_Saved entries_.
........

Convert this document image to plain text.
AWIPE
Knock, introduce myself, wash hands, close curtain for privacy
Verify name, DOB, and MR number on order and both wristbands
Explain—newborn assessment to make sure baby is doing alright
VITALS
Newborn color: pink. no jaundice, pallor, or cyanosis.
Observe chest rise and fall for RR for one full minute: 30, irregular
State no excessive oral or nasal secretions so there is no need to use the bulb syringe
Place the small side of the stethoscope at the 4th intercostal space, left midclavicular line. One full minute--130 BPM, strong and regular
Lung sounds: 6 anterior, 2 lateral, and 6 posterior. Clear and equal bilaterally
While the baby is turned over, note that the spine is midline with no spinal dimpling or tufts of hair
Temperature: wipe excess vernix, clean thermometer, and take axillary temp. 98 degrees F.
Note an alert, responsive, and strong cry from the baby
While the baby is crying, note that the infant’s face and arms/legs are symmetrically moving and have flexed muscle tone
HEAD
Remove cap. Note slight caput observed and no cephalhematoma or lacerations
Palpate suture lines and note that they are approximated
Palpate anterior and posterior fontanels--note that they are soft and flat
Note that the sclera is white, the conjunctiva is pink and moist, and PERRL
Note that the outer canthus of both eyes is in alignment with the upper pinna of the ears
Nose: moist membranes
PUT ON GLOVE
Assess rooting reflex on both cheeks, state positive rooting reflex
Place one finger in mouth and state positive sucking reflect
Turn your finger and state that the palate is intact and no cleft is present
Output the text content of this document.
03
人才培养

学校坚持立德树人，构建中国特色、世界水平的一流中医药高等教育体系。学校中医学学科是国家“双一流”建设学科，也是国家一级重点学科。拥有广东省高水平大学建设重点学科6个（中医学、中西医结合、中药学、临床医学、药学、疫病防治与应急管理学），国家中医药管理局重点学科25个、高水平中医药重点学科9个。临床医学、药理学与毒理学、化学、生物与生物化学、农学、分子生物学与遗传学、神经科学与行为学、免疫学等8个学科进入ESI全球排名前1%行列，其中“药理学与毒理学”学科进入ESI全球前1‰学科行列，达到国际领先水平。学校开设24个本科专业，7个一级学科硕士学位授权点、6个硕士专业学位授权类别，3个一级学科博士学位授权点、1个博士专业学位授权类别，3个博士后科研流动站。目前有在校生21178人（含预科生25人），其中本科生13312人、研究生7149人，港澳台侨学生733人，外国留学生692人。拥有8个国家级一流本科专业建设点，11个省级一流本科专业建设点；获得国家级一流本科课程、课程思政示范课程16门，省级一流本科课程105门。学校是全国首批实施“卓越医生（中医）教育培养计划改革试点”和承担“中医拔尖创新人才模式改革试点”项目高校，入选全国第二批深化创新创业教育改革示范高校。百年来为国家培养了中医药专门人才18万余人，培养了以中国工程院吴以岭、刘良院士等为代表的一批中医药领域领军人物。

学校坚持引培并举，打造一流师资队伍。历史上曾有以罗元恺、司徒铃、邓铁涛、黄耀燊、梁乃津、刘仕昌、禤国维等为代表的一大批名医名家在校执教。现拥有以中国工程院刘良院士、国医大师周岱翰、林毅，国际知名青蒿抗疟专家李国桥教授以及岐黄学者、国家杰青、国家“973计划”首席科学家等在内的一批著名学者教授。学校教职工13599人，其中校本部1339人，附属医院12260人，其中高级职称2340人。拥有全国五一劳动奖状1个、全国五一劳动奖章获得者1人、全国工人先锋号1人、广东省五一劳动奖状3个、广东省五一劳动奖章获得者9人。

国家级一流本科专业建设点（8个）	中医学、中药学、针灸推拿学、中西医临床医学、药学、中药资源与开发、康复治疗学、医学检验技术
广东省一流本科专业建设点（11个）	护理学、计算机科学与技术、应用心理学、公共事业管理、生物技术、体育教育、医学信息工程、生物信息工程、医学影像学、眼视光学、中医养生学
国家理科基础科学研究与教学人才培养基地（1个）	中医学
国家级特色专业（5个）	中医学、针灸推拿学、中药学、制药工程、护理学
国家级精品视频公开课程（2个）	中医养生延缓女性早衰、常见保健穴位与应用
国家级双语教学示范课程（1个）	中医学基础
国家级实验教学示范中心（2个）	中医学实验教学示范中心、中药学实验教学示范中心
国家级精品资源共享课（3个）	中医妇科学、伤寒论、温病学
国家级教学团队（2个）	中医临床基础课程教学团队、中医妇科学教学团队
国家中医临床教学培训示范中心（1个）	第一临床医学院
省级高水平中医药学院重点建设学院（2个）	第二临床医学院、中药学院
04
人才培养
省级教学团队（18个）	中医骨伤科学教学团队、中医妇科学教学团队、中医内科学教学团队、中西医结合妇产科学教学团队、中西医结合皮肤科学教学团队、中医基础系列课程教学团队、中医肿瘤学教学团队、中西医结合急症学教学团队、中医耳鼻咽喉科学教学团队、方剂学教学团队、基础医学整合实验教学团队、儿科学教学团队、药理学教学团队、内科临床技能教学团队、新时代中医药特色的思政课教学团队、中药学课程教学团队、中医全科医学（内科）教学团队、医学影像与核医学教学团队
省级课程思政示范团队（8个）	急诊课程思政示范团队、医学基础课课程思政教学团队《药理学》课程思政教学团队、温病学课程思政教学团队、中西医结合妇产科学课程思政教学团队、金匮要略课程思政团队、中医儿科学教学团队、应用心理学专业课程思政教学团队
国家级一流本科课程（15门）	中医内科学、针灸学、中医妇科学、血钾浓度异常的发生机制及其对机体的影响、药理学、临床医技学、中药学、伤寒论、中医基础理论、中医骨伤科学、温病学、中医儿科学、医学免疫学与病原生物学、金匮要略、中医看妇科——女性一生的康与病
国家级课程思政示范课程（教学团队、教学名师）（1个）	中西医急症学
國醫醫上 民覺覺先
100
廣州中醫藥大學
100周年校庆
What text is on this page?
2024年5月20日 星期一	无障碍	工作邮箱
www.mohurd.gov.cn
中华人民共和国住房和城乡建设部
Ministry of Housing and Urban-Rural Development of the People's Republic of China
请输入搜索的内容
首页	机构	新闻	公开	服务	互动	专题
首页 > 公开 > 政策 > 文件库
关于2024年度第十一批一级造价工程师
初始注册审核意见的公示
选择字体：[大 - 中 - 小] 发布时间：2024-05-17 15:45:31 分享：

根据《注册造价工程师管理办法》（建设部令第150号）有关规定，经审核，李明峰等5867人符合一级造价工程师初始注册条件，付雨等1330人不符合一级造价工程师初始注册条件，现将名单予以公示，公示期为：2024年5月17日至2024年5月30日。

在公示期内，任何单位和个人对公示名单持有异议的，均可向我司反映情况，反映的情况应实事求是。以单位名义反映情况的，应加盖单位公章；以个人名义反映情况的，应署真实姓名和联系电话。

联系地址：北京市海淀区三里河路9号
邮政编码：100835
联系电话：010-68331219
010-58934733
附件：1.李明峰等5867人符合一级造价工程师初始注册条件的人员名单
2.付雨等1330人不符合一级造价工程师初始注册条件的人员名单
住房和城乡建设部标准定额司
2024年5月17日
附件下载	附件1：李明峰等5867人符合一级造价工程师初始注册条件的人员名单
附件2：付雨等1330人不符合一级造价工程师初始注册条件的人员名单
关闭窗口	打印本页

........

_WORK REQUIRED_. Extract each line of the material exactly as it stands.

_THE ANSWER_.
Convert this document image to plain text.
AWIPE
Knock, introduce myself, wash hands, close curtain for privacy
Verify name, DOB, and MR number on order and both wristbands
Explain—newborn assessment to make sure baby is doing alright
VITALS
Newborn color: pink. no jaundice, pallor, or cyanosis.
Observe chest rise and fall for RR for one full minute: 30, irregular
State no excessive oral or nasal secretions so there is no need to use the bulb syringe
Place the small side of the stethoscope at the 4th intercostal space, left midclavicular line. One full minute--130 BPM, strong and regular
Lung sounds: 6 anterior, 2 lateral, and 6 posterior. Clear and equal bilaterally
While the baby is turned over, note that the spine is midline with no spinal dimpling or tufts of hair
Temperature: wipe excess vernix, clean thermometer, and take axillary temp. 98 degrees F.
Note an alert, responsive, and strong cry from the baby
While the baby is crying, note that the infant’s face and arms/legs are symmetrically moving and have flexed muscle tone
HEAD
Remove cap. Note slight caput observed and no cephalhematoma or lacerations
Palpate suture lines and note that they are approximated
Palpate anterior and posterior fontanels--note that they are soft and flat
Note that the sclera is white, the conjunctiva is pink and moist, and PERRL
Note that the outer canthus of both eyes is in alignment with the upper pinna of the ears
Nose: moist membranes
PUT ON GLOVE
Assess rooting reflex on both cheeks, state positive rooting reflex
Place one finger in mouth and state positive sucking reflect
Turn your finger and state that the palate is intact and no cleft is present
Output the text content of this document.
03
人才培养

学校坚持立德树人，构建中国特色、世界水平的一流中医药高等教育体系。学校中医学学科是国家“双一流”建设学科，也是国家一级重点学科。拥有广东省高水平大学建设重点学科6个（中医学、中西医结合、中药学、临床医学、药学、疫病防治与应急管理学），国家中医药管理局重点学科25个、高水平中医药重点学科9个。临床医学、药理学与毒理学、化学、生物与生物化学、农学、分子生物学与遗传学、神经科学与行为学、免疫学等8个学科进入ESI全球排名前1%行列，其中“药理学与毒理学”学科进入ESI全球前1‰学科行列，达到国际领先水平。学校开设24个本科专业，7个一级学科硕士学位授权点、6个硕士专业学位授权类别，3个一级学科博士学位授权点、1个博士专业学位授权类别，3个博士后科研流动站。目前有在校生21178人（含预科生25人），其中本科生13312人、研究生7149人，港澳台侨学生733人，外国留学生692人。拥有8个国家级一流本科专业建设点，11个省级一流本科专业建设点；获得国家级一流本科课程、课程思政示范课程16门，省级一流本科课程105门。学校是全国首批实施“卓越医生（中医）教育培养计划改革试点”和承担“中医拔尖创新人才模式改革试点”项目高校，入选全国第二批深化创新创业教育改革示范高校。百年来为国家培养了中医药专门人才18万余人，培养了以中国工程院吴以岭、刘良院士等为代表的一批中医药领域领军人物。

学校坚持引培并举，打造一流师资队伍。历史上曾有以罗元恺、司徒铃、邓铁涛、黄耀燊、梁乃津、刘仕昌、禤国维等为代表的一大批名医名家在校执教。现拥有以中国工程院刘良院士、国医大师周岱翰、林毅，国际知名青蒿抗疟专家李国桥教授以及岐黄学者、国家杰青、国家“973计划”首席科学家等在内的一批著名学者教授。学校教职工13599人，其中校本部1339人，附属医院12260人，其中高级职称2340人。拥有全国五一劳动奖状1个、全国五一劳动奖章获得者1人、全国工人先锋号1人、广东省五一劳动奖状3个、广东省五一劳动奖章获得者9人。

国家级一流本科专业建设点（8个）	中医学、中药学、针灸推拿学、中西医临床医学、药学、中药资源与开发、康复治疗学、医学检验技术
广东省一流本科专业建设点（11个）	护理学、计算机科学与技术、应用心理学、公共事业管理、生物技术、体育教育、医学信息工程、生物信息工程、医学影像学、眼视光学、中医养生学
国家理科基础科学研究与教学人才培养基地（1个）	中医学
国家级特色专业（5个）	中医学、针灸推拿学、中药学、制药工程、护理学
国家级精品视频公开课程（2个）	中医养生延缓女性早衰、常见保健穴位与应用
国家级双语教学示范课程（1个）	中医学基础
国家级实验教学示范中心（2个）	中医学实验教学示范中心、中药学实验教学示范中心
国家级精品资源共享课（3个）	中医妇科学、伤寒论、温病学
国家级教学团队（2个）	中医临床基础课程教学团队、中医妇科学教学团队
国家中医临床教学培训示范中心（1个）	第一临床医学院
省级高水平中医药学院重点建设学院（2个）	第二临床医学院、中药学院
04
人才培养
省级教学团队（18个）	中医骨伤科学教学团队、中医妇科学教学团队、中医内科学教学团队、中西医结合妇产科学教学团队、中西医结合皮肤科学教学团队、中医基础系列课程教学团队、中医肿瘤学教学团队、中西医结合急症学教学团队、中医耳鼻咽喉科学教学团队、方剂学教学团队、基础医学整合实验教学团队、儿科学教学团队、药理学教学团队、内科临床技能教学团队、新时代中医药特色的思政课教学团队、中药学课程教学团队、中医全科医学（内科）教学团队、医学影像与核医学教学团队
省级课程思政示范团队（8个）	急诊课程思政示范团队、医学基础课课程思政教学团队《药理学》课程思政教学团队、温病学课程思政教学团队、中西医结合妇产科学课程思政教学团队、金匮要略课程思政团队、中医儿科学教学团队、应用心理学专业课程思政教学团队
国家级一流本科课程（15门）	中医内科学、针灸学、中医妇科学、血钾浓度异常的发生机制及其对机体的影响、药理学、临床医技学、中药学、伤寒论、中医基础理论、中医骨伤科学、温病学、中医儿科学、医学免疫学与病原生物学、金匮要略、中医看妇科——女性一生的康与病
国家级课程思政示范课程（教学团队、教学名师）（1个）	中西医急症学
國醫醫上 民覺覺先
100
廣州中醫藥大學
100周年校庆
What text is on this page?
2024年5月20日 星期一	无障碍	工作邮箱
www.mohurd.gov.cn
中华人民共和国住房和城乡建设部
Ministry of Housing and Urban-Rural Development of the People's Republic of China
请输入搜索的内容
首页	机构	新闻	公开	服务	互动	专题
首页 > 公开 > 政策 > 文件库
关于2024年度第十一批一级造价工程师
初始注册审核意见的公示
选择字体：[大 - 中 - 小] 发布时间：2024-05-17 15:45:31 分享：

根据《注册造价工程师管理办法》（建设部令第150号）有关规定，经审核，李明峰等5867人符合一级造价工程师初始注册条件，付雨等1330人不符合一级造价工程师初始注册条件，现将名单予以公示，公示期为：2024年5月17日至2024年5月30日。

在公示期内，任何单位和个人对公示名单持有异议的，均可向我司反映情况，反映的情况应实事求是。以单位名义反映情况的，应加盖单位公章；以个人名义反映情况的，应署真实姓名和联系电话。

联系地址：北京市海淀区三里河路9号
邮政编码：100835
联系电话：010-68331219
010-58934733
附件：1.李明峰等5867人符合一级造价工程师初始注册条件的人员名单
2.付雨等1330人不符合一级造价工程师初始注册条件的人员名单
住房和城乡建设部标准定额司
2024年5月17日
附件下载	附件1：李明峰等5867人符合一级造价工程师初始注册条件的人员名单
附件2：付雨等1330人不符合一级造价工程师初始注册条件的人员名单
关闭窗口	打印本页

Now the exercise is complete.